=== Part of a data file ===
┄┄┄┄┄┄

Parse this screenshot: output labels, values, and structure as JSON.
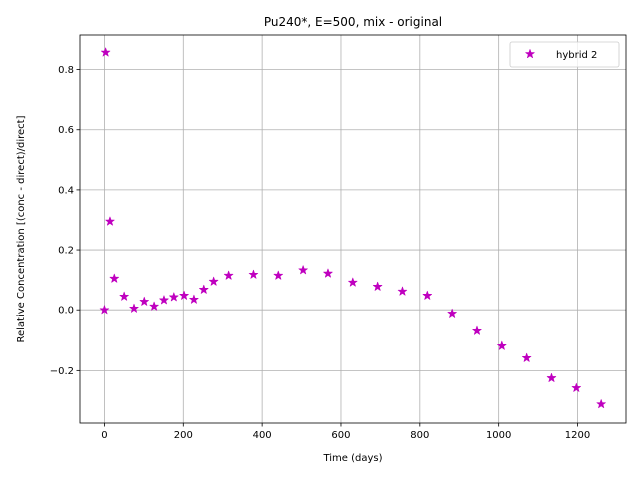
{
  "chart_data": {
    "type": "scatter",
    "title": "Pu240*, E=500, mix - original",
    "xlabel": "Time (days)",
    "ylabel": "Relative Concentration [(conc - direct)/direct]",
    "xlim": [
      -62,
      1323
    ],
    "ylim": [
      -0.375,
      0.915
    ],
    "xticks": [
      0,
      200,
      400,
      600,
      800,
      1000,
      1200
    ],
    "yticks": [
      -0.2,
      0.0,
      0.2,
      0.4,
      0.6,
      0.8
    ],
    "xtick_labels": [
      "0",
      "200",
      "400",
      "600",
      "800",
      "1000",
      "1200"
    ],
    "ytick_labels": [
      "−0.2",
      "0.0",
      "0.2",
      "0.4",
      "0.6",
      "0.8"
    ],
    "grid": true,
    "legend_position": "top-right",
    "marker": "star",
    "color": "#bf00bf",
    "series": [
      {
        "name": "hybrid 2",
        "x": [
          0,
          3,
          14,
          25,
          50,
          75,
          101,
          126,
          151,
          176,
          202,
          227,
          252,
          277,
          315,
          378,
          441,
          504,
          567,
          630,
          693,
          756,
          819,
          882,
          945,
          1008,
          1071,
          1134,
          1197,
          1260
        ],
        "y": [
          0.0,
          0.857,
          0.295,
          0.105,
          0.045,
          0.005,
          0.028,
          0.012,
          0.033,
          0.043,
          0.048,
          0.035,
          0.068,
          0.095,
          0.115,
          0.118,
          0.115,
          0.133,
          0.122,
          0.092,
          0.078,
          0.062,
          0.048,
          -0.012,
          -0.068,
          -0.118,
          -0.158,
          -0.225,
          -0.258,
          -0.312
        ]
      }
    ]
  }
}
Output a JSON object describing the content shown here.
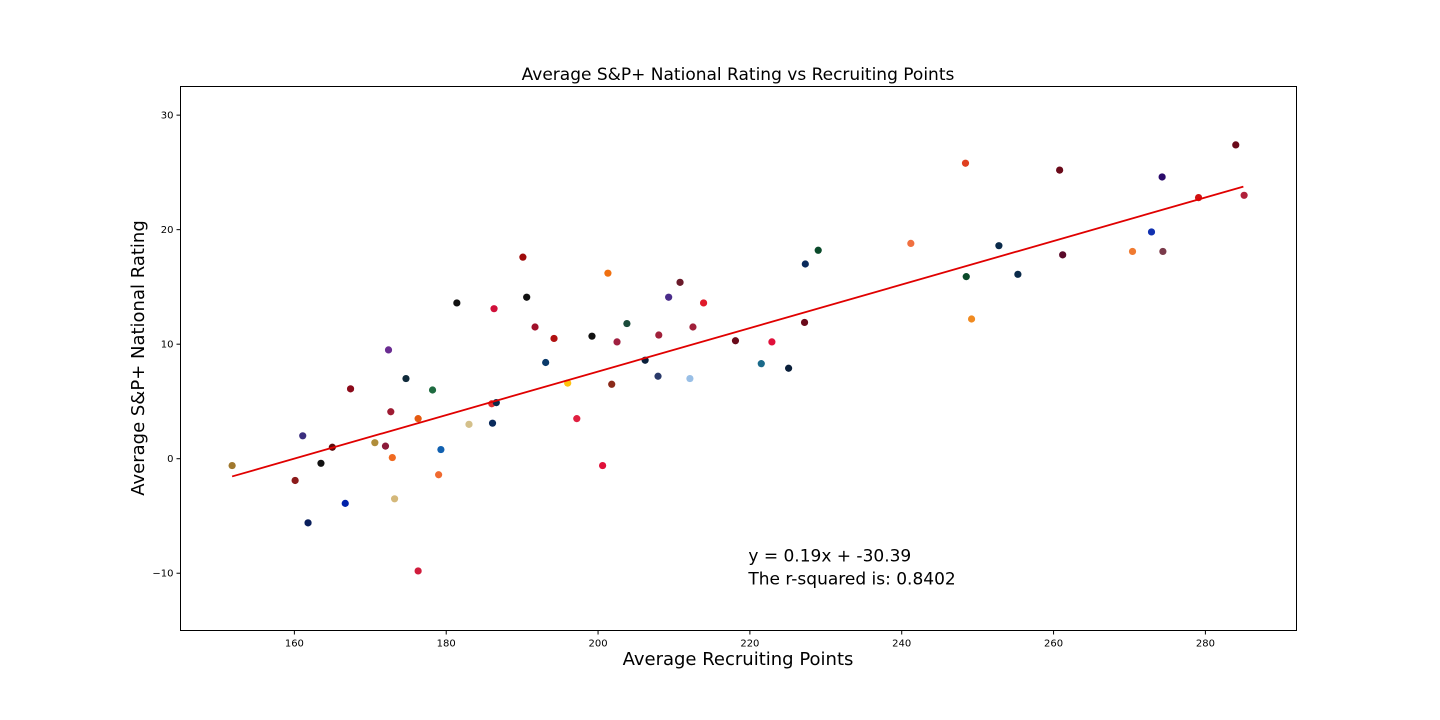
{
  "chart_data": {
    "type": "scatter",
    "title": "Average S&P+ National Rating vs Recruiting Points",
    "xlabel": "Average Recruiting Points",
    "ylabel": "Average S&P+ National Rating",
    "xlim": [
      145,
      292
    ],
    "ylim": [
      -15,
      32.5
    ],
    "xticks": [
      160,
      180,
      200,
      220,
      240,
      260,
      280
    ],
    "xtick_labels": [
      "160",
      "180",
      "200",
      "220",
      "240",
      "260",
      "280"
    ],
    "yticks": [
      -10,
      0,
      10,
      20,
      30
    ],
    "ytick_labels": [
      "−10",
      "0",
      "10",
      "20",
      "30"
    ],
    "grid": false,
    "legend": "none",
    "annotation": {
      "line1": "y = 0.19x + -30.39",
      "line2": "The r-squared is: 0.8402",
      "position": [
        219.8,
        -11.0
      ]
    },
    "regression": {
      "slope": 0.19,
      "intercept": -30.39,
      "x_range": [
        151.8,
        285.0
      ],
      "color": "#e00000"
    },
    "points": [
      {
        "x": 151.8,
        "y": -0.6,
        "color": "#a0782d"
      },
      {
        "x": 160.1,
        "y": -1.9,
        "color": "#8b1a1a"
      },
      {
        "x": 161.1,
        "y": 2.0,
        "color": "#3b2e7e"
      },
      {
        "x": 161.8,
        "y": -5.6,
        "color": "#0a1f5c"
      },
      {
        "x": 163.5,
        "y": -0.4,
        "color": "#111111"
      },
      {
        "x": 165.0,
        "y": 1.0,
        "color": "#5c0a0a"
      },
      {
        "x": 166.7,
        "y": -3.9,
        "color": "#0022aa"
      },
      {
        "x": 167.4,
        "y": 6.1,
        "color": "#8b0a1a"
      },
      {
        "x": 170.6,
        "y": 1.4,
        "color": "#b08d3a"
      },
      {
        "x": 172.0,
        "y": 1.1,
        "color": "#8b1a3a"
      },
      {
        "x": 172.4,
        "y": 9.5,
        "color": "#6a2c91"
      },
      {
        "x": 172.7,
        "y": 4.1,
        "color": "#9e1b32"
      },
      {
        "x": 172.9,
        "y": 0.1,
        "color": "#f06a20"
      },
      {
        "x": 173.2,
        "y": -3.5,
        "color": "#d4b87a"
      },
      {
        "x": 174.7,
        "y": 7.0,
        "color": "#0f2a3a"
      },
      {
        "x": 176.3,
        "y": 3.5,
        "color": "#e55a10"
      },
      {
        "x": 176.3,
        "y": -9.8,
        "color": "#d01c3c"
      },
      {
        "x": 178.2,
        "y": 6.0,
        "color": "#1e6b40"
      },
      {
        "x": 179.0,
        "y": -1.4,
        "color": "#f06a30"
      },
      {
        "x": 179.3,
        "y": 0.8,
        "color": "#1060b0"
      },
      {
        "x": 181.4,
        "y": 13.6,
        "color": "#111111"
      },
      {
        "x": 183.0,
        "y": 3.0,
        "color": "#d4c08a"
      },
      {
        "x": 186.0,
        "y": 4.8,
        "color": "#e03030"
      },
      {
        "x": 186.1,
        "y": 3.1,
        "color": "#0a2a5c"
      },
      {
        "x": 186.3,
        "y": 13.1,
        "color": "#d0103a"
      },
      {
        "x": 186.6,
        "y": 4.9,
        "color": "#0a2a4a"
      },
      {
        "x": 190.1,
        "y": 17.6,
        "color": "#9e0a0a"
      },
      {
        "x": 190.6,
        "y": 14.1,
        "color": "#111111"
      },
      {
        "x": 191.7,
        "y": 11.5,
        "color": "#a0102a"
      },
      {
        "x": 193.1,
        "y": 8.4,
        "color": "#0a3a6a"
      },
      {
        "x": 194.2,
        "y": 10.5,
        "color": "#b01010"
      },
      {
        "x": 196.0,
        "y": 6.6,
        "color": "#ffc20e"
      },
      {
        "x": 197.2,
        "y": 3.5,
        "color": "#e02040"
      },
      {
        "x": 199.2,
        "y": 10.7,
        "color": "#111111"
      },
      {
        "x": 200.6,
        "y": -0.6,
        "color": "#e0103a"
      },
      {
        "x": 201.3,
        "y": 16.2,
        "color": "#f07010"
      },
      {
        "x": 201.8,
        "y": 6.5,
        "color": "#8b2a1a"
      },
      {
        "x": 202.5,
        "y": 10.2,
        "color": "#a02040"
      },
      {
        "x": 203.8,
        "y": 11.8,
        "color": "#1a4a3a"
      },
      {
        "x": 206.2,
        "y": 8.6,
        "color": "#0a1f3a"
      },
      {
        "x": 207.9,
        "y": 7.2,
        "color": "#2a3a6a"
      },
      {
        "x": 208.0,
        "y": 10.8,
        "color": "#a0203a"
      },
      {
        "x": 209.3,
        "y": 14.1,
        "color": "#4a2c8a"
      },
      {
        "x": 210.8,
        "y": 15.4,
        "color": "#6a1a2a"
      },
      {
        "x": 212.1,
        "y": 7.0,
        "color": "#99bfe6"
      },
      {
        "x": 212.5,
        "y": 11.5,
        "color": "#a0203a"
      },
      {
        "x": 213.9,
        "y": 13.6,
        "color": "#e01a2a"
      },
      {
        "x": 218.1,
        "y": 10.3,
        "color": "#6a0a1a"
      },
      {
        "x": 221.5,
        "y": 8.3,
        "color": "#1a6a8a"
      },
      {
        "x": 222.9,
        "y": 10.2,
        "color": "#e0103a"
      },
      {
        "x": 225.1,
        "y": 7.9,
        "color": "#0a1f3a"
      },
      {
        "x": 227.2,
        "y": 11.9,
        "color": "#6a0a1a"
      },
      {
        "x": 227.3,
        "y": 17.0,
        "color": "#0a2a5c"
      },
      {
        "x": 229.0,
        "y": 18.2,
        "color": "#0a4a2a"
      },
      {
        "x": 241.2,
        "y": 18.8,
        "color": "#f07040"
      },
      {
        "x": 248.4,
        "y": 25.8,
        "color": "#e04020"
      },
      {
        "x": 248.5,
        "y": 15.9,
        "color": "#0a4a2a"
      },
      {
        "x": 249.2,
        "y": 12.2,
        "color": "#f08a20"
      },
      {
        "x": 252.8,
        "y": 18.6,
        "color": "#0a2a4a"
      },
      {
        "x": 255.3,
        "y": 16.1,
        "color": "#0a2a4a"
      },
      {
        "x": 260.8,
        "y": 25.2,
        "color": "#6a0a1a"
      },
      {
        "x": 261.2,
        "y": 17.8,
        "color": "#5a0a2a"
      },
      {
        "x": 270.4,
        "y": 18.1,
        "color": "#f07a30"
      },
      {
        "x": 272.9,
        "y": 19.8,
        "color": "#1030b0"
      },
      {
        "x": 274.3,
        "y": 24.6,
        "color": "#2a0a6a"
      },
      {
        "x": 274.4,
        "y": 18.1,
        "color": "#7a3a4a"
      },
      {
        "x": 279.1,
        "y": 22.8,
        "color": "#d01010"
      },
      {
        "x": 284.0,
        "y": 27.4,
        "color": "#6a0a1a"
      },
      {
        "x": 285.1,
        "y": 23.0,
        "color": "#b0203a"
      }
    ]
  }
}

┄┄┄┄┄┄

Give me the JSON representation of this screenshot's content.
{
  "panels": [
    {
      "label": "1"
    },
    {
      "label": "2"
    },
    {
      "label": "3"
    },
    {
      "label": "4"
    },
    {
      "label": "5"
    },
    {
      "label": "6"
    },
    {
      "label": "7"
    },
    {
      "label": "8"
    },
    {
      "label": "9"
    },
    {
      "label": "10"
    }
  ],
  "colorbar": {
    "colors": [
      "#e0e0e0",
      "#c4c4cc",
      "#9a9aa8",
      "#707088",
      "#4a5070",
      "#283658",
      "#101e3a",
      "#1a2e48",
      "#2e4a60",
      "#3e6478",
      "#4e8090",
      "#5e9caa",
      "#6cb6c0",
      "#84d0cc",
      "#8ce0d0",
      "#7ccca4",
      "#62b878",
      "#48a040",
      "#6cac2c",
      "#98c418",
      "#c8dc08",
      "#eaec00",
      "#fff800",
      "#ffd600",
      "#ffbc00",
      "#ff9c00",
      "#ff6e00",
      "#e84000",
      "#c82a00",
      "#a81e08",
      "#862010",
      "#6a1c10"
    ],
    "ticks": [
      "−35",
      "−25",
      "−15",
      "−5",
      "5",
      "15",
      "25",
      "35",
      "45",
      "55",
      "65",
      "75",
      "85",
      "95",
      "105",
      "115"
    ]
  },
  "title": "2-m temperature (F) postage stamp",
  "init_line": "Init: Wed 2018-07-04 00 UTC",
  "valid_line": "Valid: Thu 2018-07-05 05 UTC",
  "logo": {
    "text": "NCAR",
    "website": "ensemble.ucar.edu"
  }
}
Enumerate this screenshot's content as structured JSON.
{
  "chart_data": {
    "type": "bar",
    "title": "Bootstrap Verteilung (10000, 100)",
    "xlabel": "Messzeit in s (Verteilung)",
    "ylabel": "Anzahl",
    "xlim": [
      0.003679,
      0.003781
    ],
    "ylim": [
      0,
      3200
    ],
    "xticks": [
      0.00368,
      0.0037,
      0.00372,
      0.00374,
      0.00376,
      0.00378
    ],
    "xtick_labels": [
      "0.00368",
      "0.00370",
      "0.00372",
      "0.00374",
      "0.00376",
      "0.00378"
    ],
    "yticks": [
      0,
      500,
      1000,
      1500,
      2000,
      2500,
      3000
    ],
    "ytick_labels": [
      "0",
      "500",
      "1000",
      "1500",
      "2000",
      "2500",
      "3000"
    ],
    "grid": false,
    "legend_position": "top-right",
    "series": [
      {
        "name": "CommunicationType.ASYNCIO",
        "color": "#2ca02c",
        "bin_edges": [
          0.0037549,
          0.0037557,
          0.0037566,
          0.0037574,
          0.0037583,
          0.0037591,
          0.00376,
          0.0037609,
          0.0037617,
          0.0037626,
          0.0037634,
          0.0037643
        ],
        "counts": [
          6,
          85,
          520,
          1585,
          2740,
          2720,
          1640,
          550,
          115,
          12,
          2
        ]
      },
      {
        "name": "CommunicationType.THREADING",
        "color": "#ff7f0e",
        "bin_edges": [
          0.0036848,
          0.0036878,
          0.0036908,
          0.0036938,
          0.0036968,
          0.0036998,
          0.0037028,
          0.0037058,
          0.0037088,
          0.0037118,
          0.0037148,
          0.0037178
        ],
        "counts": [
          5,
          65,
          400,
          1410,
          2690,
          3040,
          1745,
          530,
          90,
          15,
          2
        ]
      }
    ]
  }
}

┄┄┄┄┄┄

=== Your instructions ===
Using the listing above, say how many of its lines contain the string "screenshot", giving nothing but the figure.

=== Completed task ===
3